- Problem to solve: List all lines of the data containing the word "condiciones".

- Exercise materials:
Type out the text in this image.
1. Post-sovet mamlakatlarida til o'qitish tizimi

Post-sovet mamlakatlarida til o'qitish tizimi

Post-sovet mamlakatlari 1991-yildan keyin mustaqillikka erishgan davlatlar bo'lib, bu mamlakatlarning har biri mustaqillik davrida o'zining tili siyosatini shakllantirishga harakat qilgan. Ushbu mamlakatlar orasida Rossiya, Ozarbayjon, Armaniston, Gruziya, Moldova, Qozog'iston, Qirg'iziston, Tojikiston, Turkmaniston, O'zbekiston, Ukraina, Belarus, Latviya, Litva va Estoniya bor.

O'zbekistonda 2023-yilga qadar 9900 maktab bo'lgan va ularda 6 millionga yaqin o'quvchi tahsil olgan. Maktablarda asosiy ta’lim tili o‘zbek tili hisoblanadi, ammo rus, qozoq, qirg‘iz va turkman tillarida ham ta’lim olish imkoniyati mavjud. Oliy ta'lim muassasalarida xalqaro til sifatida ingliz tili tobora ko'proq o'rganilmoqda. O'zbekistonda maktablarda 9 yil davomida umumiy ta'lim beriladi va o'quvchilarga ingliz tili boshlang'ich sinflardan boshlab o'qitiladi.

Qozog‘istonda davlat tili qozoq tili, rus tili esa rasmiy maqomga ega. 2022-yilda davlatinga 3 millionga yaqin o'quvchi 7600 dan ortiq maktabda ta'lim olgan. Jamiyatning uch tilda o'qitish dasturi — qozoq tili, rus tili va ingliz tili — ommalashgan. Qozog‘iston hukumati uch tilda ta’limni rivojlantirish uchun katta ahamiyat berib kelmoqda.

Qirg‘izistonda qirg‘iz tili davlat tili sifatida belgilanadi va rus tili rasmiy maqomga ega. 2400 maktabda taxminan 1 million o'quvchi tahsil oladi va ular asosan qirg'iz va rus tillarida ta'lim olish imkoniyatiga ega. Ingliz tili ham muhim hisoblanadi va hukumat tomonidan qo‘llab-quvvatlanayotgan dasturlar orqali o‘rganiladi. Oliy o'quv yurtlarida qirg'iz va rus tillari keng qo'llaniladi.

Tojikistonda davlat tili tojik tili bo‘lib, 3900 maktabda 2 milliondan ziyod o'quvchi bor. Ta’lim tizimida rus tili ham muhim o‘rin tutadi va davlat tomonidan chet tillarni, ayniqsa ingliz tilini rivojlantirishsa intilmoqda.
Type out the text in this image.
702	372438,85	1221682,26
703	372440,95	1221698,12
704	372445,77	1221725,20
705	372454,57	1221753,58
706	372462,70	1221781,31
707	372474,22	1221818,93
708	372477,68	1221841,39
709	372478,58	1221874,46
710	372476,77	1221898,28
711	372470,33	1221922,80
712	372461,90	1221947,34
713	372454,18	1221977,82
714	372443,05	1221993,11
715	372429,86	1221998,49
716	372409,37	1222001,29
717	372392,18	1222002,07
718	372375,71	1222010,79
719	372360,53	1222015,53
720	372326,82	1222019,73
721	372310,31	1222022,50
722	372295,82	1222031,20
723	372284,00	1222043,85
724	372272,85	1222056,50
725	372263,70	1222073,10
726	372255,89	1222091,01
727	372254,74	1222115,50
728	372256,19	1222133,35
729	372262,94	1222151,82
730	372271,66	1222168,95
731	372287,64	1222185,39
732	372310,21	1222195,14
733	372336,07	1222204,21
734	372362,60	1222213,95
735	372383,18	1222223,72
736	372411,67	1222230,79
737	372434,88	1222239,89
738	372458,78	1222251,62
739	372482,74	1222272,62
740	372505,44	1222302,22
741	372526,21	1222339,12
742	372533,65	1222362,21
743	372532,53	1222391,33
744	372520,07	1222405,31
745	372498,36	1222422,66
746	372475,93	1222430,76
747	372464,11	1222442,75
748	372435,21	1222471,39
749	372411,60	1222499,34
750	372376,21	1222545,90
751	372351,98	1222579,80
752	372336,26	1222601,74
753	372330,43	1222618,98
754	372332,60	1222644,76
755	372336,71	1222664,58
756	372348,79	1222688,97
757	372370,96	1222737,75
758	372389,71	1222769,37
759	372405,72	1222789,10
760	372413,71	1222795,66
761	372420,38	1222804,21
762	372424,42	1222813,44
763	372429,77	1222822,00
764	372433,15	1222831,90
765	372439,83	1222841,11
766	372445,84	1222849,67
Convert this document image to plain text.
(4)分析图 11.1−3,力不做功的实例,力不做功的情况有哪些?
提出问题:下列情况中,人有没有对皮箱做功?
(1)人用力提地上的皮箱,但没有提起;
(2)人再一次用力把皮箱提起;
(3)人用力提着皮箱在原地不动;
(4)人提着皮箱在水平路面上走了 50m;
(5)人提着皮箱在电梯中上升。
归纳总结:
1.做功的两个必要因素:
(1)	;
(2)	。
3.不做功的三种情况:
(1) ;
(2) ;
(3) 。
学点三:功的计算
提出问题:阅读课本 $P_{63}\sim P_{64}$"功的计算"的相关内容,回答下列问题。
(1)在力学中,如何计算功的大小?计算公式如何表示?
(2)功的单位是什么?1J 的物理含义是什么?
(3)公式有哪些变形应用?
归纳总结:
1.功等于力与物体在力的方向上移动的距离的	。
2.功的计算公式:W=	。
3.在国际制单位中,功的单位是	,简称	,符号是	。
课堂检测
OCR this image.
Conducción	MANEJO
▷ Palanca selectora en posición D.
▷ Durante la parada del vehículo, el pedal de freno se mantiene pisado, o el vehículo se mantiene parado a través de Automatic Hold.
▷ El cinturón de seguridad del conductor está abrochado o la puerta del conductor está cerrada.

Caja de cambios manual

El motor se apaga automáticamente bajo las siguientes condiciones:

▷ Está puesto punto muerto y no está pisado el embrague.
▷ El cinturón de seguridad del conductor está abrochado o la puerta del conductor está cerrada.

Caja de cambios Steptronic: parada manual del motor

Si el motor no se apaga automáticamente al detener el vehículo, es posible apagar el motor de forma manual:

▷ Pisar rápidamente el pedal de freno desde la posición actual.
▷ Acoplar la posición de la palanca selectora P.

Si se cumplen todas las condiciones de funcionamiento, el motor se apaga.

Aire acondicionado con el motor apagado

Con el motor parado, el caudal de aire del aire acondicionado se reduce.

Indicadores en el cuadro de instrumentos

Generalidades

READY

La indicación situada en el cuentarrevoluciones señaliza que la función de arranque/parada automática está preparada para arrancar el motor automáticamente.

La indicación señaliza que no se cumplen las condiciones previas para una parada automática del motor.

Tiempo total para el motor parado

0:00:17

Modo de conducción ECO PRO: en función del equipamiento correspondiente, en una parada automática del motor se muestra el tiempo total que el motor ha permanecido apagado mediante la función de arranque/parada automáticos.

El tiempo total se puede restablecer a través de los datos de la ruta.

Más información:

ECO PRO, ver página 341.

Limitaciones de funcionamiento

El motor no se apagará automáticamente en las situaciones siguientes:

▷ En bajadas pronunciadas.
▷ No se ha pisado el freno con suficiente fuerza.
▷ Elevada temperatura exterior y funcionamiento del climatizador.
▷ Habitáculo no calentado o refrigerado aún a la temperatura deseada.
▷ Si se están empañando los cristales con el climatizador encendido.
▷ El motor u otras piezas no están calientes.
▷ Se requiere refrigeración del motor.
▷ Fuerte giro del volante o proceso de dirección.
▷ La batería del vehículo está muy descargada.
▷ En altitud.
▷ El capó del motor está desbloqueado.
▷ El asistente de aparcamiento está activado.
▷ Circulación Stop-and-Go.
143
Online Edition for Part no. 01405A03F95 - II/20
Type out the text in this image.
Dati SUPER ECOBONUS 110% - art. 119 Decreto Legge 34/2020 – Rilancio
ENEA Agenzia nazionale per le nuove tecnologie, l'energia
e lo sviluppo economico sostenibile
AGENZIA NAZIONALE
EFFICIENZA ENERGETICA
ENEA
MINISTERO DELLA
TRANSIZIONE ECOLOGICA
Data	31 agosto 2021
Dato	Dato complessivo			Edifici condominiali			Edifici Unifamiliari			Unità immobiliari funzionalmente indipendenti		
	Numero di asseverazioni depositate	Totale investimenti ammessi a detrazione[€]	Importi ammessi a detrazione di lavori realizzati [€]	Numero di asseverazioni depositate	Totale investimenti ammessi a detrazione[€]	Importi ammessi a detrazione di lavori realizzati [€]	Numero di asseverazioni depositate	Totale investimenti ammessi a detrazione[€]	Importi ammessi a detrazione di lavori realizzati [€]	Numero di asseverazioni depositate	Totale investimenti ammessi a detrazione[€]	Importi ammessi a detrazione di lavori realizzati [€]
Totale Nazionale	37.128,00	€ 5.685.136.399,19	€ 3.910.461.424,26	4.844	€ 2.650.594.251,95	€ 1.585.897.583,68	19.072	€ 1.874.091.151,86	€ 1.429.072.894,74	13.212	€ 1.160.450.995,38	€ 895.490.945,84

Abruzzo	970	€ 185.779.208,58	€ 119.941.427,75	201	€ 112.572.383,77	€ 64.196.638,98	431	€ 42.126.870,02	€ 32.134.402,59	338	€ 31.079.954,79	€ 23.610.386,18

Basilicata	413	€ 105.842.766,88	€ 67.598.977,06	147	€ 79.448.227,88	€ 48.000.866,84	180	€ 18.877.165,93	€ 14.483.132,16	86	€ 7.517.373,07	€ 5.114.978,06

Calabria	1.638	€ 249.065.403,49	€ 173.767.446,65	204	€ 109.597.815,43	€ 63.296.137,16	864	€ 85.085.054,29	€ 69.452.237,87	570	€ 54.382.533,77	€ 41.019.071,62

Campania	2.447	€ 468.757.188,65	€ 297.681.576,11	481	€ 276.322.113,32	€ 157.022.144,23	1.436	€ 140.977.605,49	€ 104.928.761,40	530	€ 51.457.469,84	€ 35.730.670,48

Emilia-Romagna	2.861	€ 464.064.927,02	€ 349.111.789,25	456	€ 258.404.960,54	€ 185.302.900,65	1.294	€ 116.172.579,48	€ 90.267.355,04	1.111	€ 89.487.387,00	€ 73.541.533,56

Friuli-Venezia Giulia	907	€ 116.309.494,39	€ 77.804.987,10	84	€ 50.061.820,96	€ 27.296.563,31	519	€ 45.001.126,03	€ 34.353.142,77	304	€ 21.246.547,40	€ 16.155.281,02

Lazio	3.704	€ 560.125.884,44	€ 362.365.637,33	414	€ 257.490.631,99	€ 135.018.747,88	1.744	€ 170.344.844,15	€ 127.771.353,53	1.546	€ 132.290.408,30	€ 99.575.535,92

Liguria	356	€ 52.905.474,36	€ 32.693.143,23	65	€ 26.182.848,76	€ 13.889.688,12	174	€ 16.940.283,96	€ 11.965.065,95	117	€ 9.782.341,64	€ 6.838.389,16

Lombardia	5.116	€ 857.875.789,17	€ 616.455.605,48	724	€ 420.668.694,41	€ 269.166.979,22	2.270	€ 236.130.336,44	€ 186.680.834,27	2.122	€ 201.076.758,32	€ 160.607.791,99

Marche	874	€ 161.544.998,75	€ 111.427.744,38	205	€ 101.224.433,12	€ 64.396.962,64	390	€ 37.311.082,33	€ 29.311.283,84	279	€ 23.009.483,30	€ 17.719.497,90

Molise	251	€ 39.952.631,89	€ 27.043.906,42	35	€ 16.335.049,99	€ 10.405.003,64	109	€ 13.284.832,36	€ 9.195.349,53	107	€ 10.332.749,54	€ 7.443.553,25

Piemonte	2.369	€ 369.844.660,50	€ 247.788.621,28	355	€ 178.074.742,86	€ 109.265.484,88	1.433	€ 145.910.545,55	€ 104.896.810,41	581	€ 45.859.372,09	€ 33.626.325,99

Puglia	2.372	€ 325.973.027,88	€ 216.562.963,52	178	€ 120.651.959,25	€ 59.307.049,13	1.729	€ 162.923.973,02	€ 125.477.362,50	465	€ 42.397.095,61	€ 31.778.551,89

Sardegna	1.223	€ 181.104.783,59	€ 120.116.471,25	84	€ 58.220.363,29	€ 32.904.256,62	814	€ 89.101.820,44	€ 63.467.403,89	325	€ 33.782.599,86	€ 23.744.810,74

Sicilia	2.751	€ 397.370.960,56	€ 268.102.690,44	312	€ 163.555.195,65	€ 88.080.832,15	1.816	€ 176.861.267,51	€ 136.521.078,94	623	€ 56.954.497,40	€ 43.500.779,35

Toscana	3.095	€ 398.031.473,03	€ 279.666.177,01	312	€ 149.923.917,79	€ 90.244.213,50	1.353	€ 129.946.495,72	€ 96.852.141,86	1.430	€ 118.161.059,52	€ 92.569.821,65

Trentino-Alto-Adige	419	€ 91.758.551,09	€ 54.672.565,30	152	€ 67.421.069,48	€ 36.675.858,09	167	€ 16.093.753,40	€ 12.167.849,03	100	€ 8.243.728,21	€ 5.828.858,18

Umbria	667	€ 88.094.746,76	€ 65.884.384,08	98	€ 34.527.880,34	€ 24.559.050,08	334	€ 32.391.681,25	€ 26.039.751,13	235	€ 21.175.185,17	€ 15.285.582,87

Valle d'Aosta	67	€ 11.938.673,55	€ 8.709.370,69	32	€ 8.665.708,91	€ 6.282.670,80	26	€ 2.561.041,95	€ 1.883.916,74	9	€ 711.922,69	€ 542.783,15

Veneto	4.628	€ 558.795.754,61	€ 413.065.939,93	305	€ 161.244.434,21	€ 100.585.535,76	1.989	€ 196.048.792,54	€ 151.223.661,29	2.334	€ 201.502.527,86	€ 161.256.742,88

- Problem solution:
El motor se apaga automáticamente bajo las siguientes condiciones:
Si se cumplen todas las condiciones de funcionamiento, el motor se apaga.
La indicación señaliza que no se cumplen las condiciones previas para una parada automática del motor.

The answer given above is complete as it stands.